Start

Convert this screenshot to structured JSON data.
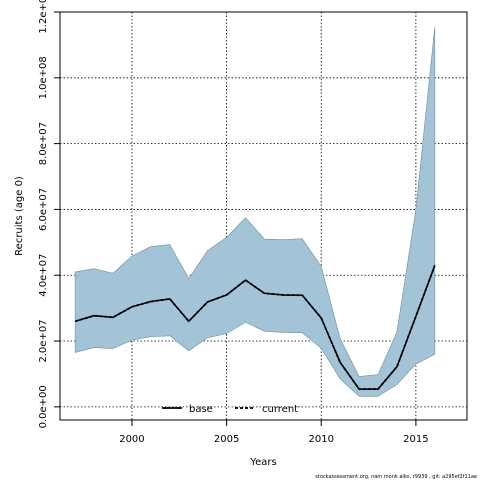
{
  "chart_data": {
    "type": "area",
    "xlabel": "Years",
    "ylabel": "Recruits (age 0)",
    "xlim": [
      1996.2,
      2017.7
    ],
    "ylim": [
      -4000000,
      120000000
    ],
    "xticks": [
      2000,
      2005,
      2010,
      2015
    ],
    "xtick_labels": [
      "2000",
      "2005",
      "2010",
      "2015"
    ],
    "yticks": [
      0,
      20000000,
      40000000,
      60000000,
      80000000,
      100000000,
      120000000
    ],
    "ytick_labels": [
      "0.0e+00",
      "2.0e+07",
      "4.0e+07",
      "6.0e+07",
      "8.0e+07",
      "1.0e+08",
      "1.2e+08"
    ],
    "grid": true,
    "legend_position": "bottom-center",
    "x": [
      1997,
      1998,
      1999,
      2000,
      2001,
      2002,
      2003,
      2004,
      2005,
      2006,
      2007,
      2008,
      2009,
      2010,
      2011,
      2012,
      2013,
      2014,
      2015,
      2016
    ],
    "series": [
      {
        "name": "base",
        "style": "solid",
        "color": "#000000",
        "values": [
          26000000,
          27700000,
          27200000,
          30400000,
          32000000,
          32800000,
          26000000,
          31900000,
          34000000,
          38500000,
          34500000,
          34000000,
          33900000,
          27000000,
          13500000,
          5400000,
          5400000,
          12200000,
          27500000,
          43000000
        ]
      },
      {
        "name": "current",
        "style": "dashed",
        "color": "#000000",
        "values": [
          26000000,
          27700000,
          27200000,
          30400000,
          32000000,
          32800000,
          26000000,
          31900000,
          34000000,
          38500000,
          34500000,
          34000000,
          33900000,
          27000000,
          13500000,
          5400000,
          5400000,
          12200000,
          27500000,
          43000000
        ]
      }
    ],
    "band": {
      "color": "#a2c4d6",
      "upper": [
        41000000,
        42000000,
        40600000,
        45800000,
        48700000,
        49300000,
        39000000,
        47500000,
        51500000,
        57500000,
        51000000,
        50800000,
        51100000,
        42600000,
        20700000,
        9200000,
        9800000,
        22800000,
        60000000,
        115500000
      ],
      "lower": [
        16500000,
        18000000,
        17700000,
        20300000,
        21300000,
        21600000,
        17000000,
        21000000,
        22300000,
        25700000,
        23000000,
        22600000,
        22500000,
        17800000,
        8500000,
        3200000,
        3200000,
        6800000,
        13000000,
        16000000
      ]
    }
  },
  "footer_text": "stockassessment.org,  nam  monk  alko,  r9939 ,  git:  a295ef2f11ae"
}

End

### [DO THIS]
Give an exact copy of the material, leaving out every picture.

### [TASK ANSWER]
Convert this screenshot to structured JSON data.
{
  "chart_data": {
    "type": "area",
    "xlabel": "Years",
    "ylabel": "Recruits (age 0)",
    "xlim": [
      1996.2,
      2017.7
    ],
    "ylim": [
      -4000000,
      120000000
    ],
    "xticks": [
      2000,
      2005,
      2010,
      2015
    ],
    "xtick_labels": [
      "2000",
      "2005",
      "2010",
      "2015"
    ],
    "yticks": [
      0,
      20000000,
      40000000,
      60000000,
      80000000,
      100000000,
      120000000
    ],
    "ytick_labels": [
      "0.0e+00",
      "2.0e+07",
      "4.0e+07",
      "6.0e+07",
      "8.0e+07",
      "1.0e+08",
      "1.2e+08"
    ],
    "grid": true,
    "legend_position": "bottom-center",
    "x": [
      1997,
      1998,
      1999,
      2000,
      2001,
      2002,
      2003,
      2004,
      2005,
      2006,
      2007,
      2008,
      2009,
      2010,
      2011,
      2012,
      2013,
      2014,
      2015,
      2016
    ],
    "series": [
      {
        "name": "base",
        "style": "solid",
        "color": "#000000",
        "values": [
          26000000,
          27700000,
          27200000,
          30400000,
          32000000,
          32800000,
          26000000,
          31900000,
          34000000,
          38500000,
          34500000,
          34000000,
          33900000,
          27000000,
          13500000,
          5400000,
          5400000,
          12200000,
          27500000,
          43000000
        ]
      },
      {
        "name": "current",
        "style": "dashed",
        "color": "#000000",
        "values": [
          26000000,
          27700000,
          27200000,
          30400000,
          32000000,
          32800000,
          26000000,
          31900000,
          34000000,
          38500000,
          34500000,
          34000000,
          33900000,
          27000000,
          13500000,
          5400000,
          5400000,
          12200000,
          27500000,
          43000000
        ]
      }
    ],
    "band": {
      "color": "#a2c4d6",
      "upper": [
        41000000,
        42000000,
        40600000,
        45800000,
        48700000,
        49300000,
        39000000,
        47500000,
        51500000,
        57500000,
        51000000,
        50800000,
        51100000,
        42600000,
        20700000,
        9200000,
        9800000,
        22800000,
        60000000,
        115500000
      ],
      "lower": [
        16500000,
        18000000,
        17700000,
        20300000,
        21300000,
        21600000,
        17000000,
        21000000,
        22300000,
        25700000,
        23000000,
        22600000,
        22500000,
        17800000,
        8500000,
        3200000,
        3200000,
        6800000,
        13000000,
        16000000
      ]
    }
  },
  "footer_text": "stockassessment.org,  nam  monk  alko,  r9939 ,  git:  a295ef2f11ae"
}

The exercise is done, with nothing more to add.